[Records from a data collection]
——————

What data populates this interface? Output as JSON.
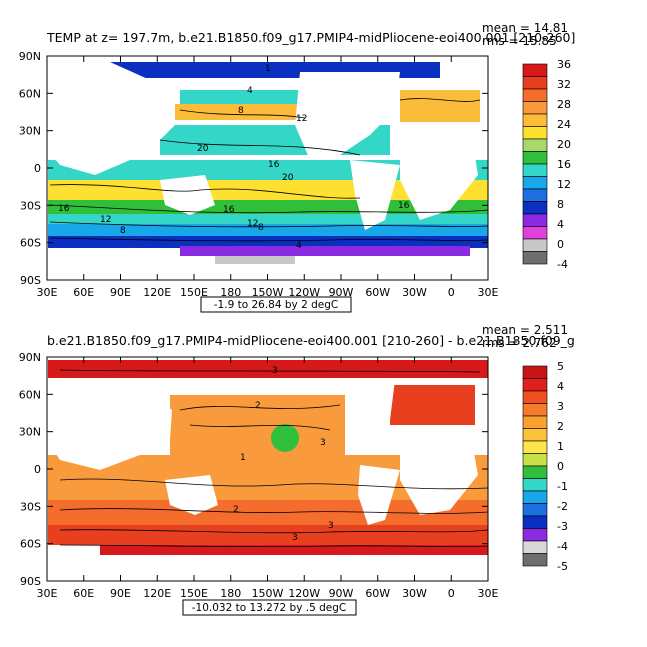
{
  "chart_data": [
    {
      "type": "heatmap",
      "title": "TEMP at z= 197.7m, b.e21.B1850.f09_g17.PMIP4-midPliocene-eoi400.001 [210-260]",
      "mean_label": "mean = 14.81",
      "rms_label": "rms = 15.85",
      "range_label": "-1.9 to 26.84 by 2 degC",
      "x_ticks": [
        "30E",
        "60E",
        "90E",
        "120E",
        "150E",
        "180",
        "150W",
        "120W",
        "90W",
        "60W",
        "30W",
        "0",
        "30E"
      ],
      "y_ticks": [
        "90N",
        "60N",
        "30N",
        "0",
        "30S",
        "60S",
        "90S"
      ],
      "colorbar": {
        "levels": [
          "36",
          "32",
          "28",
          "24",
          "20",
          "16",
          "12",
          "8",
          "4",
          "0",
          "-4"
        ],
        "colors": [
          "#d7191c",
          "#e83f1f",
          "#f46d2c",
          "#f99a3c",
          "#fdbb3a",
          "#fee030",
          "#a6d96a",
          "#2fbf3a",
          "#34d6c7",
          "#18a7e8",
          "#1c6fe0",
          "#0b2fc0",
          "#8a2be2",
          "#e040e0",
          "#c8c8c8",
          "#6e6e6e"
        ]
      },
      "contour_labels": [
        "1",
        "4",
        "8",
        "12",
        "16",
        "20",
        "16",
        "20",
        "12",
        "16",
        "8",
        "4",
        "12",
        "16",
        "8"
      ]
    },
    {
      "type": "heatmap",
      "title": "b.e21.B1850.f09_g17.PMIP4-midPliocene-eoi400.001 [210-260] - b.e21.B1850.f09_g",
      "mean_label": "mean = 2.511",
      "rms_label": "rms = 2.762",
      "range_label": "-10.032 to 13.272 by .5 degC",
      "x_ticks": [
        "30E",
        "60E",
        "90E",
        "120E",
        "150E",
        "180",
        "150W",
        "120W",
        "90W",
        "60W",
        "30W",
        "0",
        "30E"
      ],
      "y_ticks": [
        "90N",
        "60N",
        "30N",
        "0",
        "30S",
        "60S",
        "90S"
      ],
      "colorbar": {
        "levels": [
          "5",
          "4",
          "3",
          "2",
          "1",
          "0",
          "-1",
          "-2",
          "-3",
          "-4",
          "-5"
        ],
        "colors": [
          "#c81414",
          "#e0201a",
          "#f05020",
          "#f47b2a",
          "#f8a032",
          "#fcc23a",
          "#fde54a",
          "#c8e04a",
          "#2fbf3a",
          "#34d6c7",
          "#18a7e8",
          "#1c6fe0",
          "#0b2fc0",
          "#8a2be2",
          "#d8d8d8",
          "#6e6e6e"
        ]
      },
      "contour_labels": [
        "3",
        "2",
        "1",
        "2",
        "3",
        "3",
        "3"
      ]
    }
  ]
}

——————

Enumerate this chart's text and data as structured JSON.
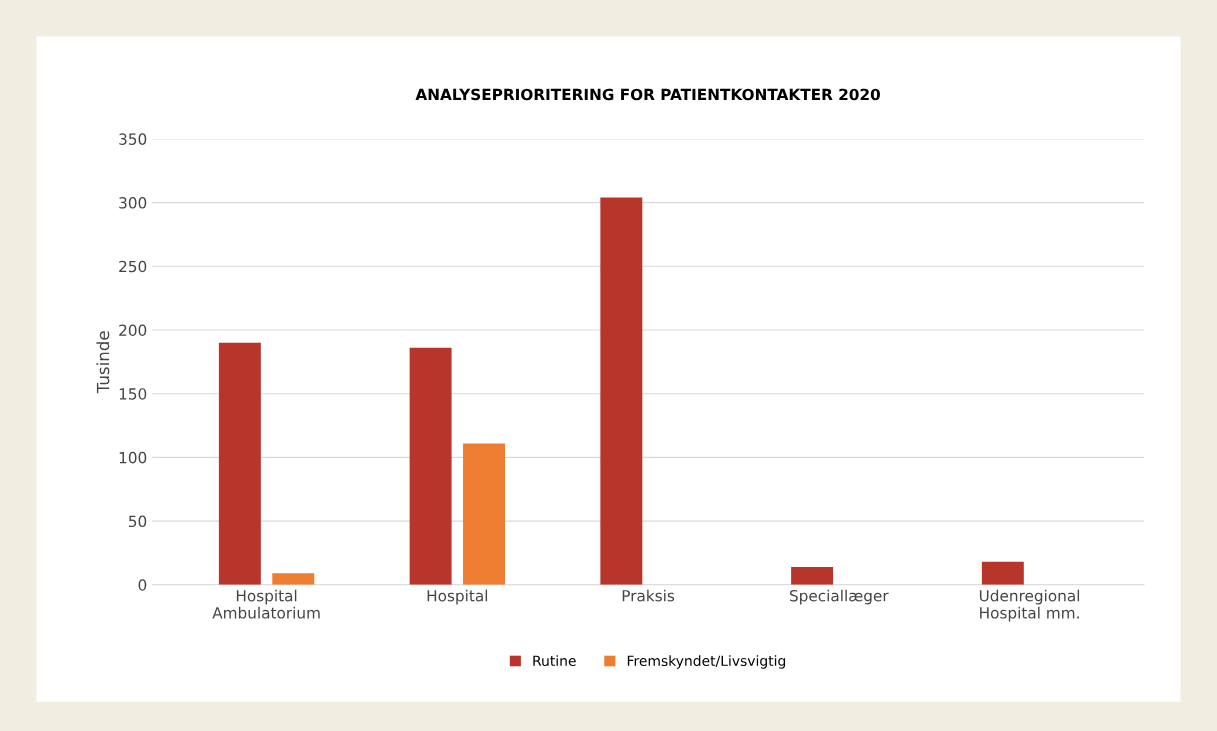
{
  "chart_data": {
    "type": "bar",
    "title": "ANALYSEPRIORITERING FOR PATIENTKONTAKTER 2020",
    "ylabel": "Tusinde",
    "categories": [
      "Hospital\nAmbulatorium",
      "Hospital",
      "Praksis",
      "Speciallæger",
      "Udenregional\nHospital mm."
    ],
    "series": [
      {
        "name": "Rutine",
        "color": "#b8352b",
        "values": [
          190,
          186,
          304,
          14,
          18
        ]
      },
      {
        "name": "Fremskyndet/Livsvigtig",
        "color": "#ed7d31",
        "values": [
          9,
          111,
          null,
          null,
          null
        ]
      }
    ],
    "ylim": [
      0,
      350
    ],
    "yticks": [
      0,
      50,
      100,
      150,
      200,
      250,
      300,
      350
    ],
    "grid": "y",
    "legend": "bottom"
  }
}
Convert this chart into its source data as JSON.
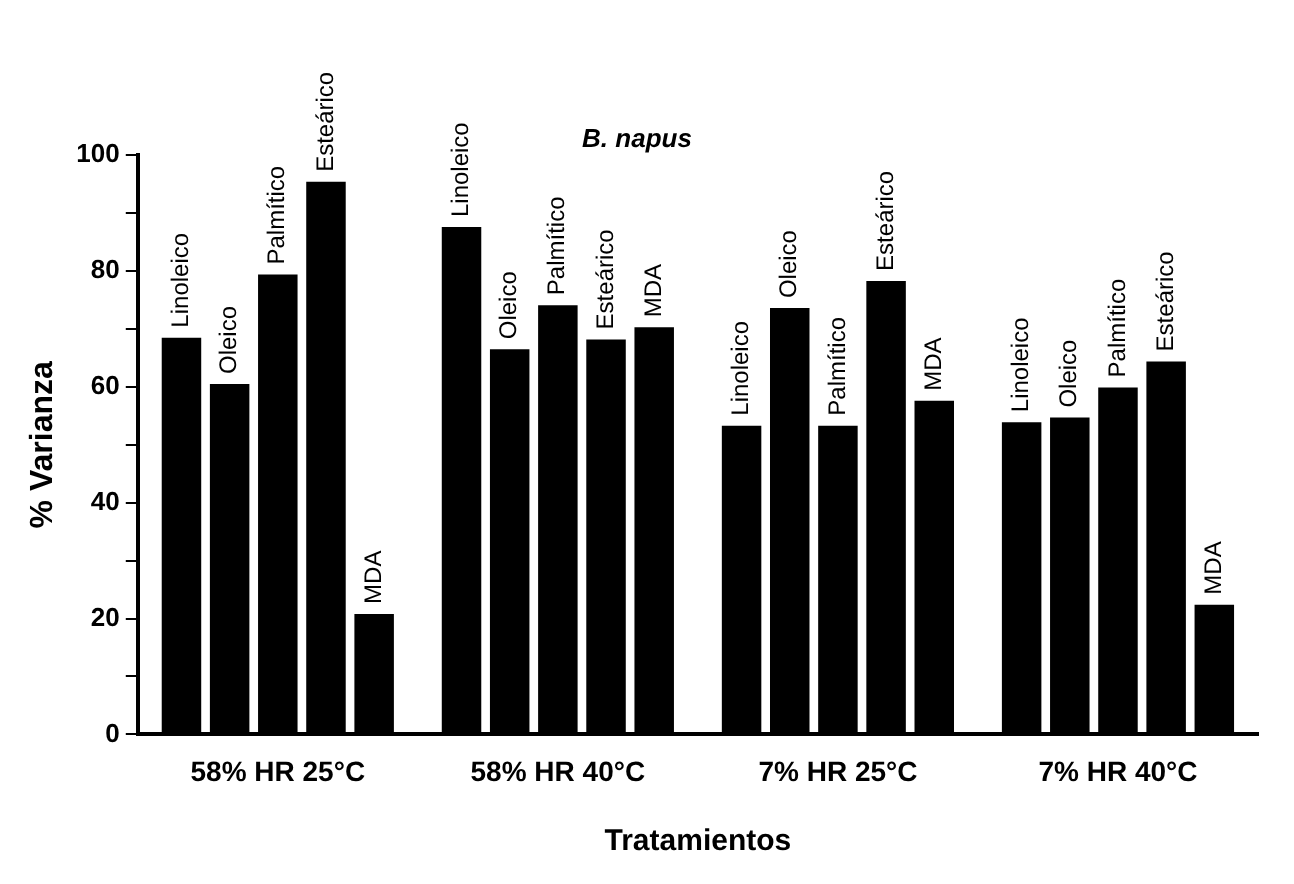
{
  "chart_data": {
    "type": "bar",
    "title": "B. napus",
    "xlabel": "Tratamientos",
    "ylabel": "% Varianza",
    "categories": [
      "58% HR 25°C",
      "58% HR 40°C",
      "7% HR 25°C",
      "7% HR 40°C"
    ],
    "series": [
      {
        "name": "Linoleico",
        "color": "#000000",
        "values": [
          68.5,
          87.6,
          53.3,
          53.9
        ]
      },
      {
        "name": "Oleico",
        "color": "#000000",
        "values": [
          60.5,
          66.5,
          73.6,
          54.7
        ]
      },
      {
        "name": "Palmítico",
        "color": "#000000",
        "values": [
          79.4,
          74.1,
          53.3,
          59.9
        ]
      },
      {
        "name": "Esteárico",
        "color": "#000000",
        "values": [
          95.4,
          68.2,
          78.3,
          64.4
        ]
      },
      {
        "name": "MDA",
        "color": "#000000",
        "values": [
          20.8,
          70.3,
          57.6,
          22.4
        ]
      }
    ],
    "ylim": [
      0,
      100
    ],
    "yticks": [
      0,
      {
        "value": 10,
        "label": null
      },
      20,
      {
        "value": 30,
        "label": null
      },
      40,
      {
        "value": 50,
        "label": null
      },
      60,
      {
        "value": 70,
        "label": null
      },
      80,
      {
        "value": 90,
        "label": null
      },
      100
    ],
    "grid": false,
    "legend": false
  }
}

——————

- _GOAL OF THE EXERCISE_:
Wherever the word "title" occurs in a line of the listing, copy that line.

- _RESPONSE FOR THIS EXERCISE_:
      "title": "TEMP at z= 197.7m, b.e21.B1850.f09_g17.PMIP4-midPliocene-eoi400.001 [210-260]",
      "title": "b.e21.B1850.f09_g17.PMIP4-midPliocene-eoi400.001 [210-260] - b.e21.B1850.f09_g",
    "title": "ANALYSEPRIORITERING FOR PATIENTKONTAKTER 2020",
    "title": "B. napus",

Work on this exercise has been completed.